## WRITTEN REQUEST
Copy all the material that follows, keeping every character the same.

## TASK INPUT
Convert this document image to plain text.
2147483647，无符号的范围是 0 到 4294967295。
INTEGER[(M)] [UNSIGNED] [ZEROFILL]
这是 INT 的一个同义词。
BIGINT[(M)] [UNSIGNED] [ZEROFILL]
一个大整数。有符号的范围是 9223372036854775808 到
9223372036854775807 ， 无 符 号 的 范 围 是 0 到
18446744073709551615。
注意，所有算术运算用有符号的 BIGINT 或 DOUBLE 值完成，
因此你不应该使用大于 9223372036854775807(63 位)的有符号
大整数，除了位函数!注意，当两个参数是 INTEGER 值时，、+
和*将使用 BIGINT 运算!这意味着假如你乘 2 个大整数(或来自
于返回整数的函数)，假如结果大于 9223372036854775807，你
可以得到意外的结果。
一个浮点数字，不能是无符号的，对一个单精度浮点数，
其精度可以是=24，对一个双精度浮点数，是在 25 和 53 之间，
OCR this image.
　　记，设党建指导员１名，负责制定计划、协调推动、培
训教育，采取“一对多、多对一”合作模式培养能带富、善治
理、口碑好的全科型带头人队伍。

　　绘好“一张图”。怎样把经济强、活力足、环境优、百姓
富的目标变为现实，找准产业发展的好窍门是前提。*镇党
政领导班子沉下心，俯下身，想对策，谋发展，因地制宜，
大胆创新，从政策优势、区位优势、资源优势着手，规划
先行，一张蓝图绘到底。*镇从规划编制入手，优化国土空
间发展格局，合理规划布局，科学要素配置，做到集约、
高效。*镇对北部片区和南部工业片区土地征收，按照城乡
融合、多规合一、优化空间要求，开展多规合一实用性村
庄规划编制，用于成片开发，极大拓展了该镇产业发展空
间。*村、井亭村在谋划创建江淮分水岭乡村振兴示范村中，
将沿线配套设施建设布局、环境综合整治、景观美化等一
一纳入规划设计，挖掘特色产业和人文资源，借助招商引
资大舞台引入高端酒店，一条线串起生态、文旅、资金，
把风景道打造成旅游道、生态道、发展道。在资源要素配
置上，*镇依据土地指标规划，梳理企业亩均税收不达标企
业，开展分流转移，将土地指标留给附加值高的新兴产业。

## SOLUTION
Convert this document image to plain text.
2147483647，无符号的范围是 0 到 4294967295。
INTEGER[(M)] [UNSIGNED] [ZEROFILL]
这是 INT 的一个同义词。
BIGINT[(M)] [UNSIGNED] [ZEROFILL]
一个大整数。有符号的范围是 9223372036854775808 到
9223372036854775807 ， 无 符 号 的 范 围 是 0 到
18446744073709551615。
注意，所有算术运算用有符号的 BIGINT 或 DOUBLE 值完成，
因此你不应该使用大于 9223372036854775807(63 位)的有符号
大整数，除了位函数!注意，当两个参数是 INTEGER 值时，、+
和*将使用 BIGINT 运算!这意味着假如你乘 2 个大整数(或来自
于返回整数的函数)，假如结果大于 9223372036854775807，你
可以得到意外的结果。
一个浮点数字，不能是无符号的，对一个单精度浮点数，
其精度可以是=24，对一个双精度浮点数，是在 25 和 53 之间，
OCR this image.
　　记，设党建指导员１名，负责制定计划、协调推动、培
训教育，采取“一对多、多对一”合作模式培养能带富、善治
理、口碑好的全科型带头人队伍。

　　绘好“一张图”。怎样把经济强、活力足、环境优、百姓
富的目标变为现实，找准产业发展的好窍门是前提。*镇党
政领导班子沉下心，俯下身，想对策，谋发展，因地制宜，
大胆创新，从政策优势、区位优势、资源优势着手，规划
先行，一张蓝图绘到底。*镇从规划编制入手，优化国土空
间发展格局，合理规划布局，科学要素配置，做到集约、
高效。*镇对北部片区和南部工业片区土地征收，按照城乡
融合、多规合一、优化空间要求，开展多规合一实用性村
庄规划编制，用于成片开发，极大拓展了该镇产业发展空
间。*村、井亭村在谋划创建江淮分水岭乡村振兴示范村中，
将沿线配套设施建设布局、环境综合整治、景观美化等一
一纳入规划设计，挖掘特色产业和人文资源，借助招商引
资大舞台引入高端酒店，一条线串起生态、文旅、资金，
把风景道打造成旅游道、生态道、发展道。在资源要素配
置上，*镇依据土地指标规划，梳理企业亩均税收不达标企
业，开展分流转移，将土地指标留给附加值高的新兴产业。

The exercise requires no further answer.